Your task:
Carry none of the pictures over; write out the complete data exactly.

Records provided:
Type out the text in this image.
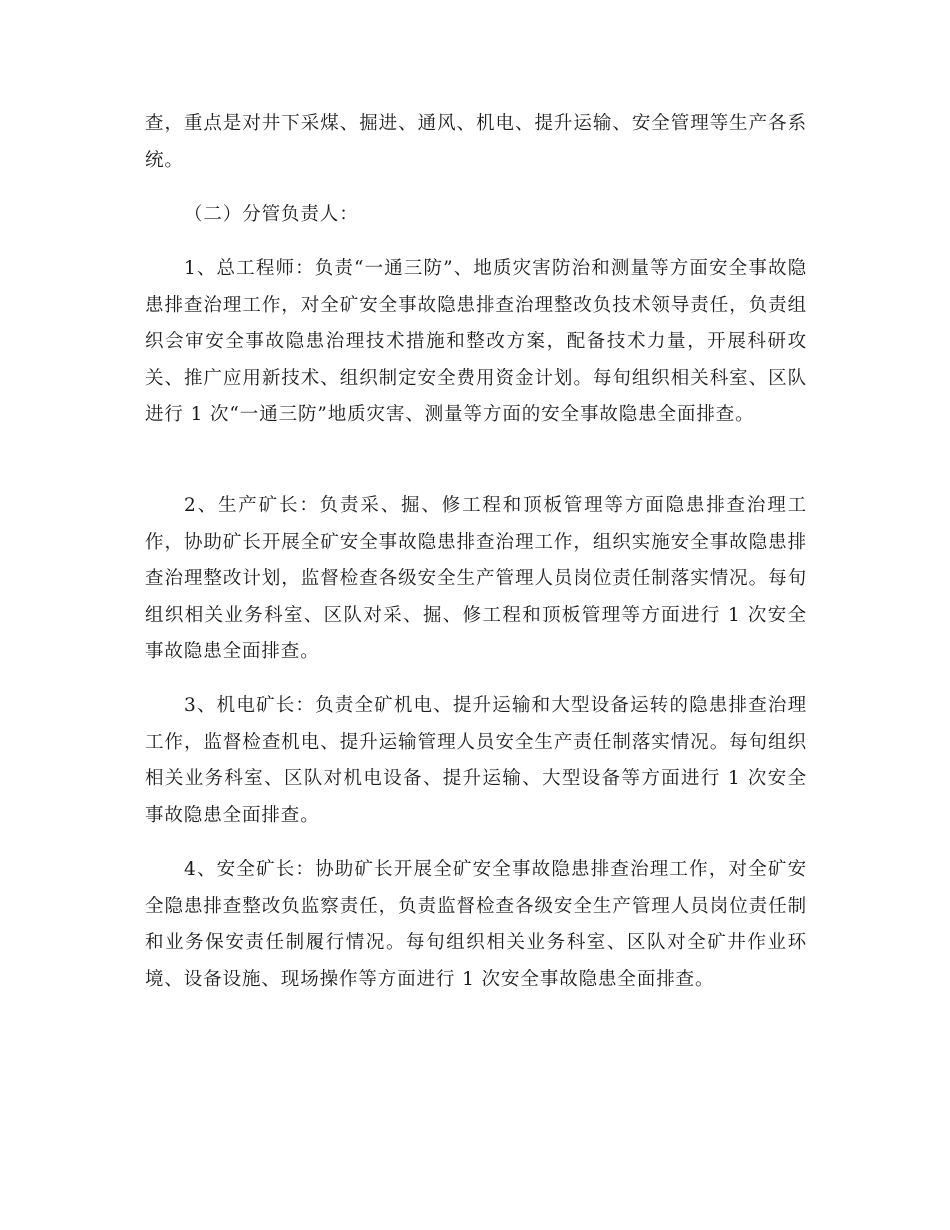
查，重点是对井下采煤、掘进、通风、机电、提升运输、安全管理等生产各系统。

（二）分管负责人：

1、总工程师：负责“一通三防”、地质灾害防治和测量等方面安全事故隐患排查治理工作，对全矿安全事故隐患排查治理整改负技术领导责任，负责组织会审安全事故隐患治理技术措施和整改方案，配备技术力量，开展科研攻关、推广应用新技术、组织制定安全费用资金计划。每旬组织相关科室、区队进行 1 次“一通三防”地质灾害、测量等方面的安全事故隐患全面排查。

2、生产矿长：负责采、掘、修工程和顶板管理等方面隐患排查治理工作，协助矿长开展全矿安全事故隐患排查治理工作，组织实施安全事故隐患排查治理整改计划，监督检查各级安全生产管理人员岗位责任制落实情况。每旬组织相关业务科室、区队对采、掘、修工程和顶板管理等方面进行 1 次安全事故隐患全面排查。

3、机电矿长：负责全矿机电、提升运输和大型设备运转的隐患排查治理工作，监督检查机电、提升运输管理人员安全生产责任制落实情况。每旬组织相关业务科室、区队对机电设备、提升运输、大型设备等方面进行 1 次安全事故隐患全面排查。

4、安全矿长：协助矿长开展全矿安全事故隐患排查治理工作，对全矿安全隐患排查整改负监察责任，负责监督检查各级安全生产管理人员岗位责任制和业务保安责任制履行情况。每旬组织相关业务科室、区队对全矿井作业环境、设备设施、现场操作等方面进行 1 次安全事故隐患全面排查。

Finished exercise:
Type out the text in this image.
查，重点是对井下采煤、掘进、通风、机电、提升运输、安全管理等生产各系统。

（二）分管负责人：

1、总工程师：负责“一通三防”、地质灾害防治和测量等方面安全事故隐患排查治理工作，对全矿安全事故隐患排查治理整改负技术领导责任，负责组织会审安全事故隐患治理技术措施和整改方案，配备技术力量，开展科研攻关、推广应用新技术、组织制定安全费用资金计划。每旬组织相关科室、区队进行 1 次“一通三防”地质灾害、测量等方面的安全事故隐患全面排查。

2、生产矿长：负责采、掘、修工程和顶板管理等方面隐患排查治理工作，协助矿长开展全矿安全事故隐患排查治理工作，组织实施安全事故隐患排查治理整改计划，监督检查各级安全生产管理人员岗位责任制落实情况。每旬组织相关业务科室、区队对采、掘、修工程和顶板管理等方面进行 1 次安全事故隐患全面排查。

3、机电矿长：负责全矿机电、提升运输和大型设备运转的隐患排查治理工作，监督检查机电、提升运输管理人员安全生产责任制落实情况。每旬组织相关业务科室、区队对机电设备、提升运输、大型设备等方面进行 1 次安全事故隐患全面排查。

4、安全矿长：协助矿长开展全矿安全事故隐患排查治理工作，对全矿安全隐患排查整改负监察责任，负责监督检查各级安全生产管理人员岗位责任制和业务保安责任制履行情况。每旬组织相关业务科室、区队对全矿井作业环境、设备设施、现场操作等方面进行 1 次安全事故隐患全面排查。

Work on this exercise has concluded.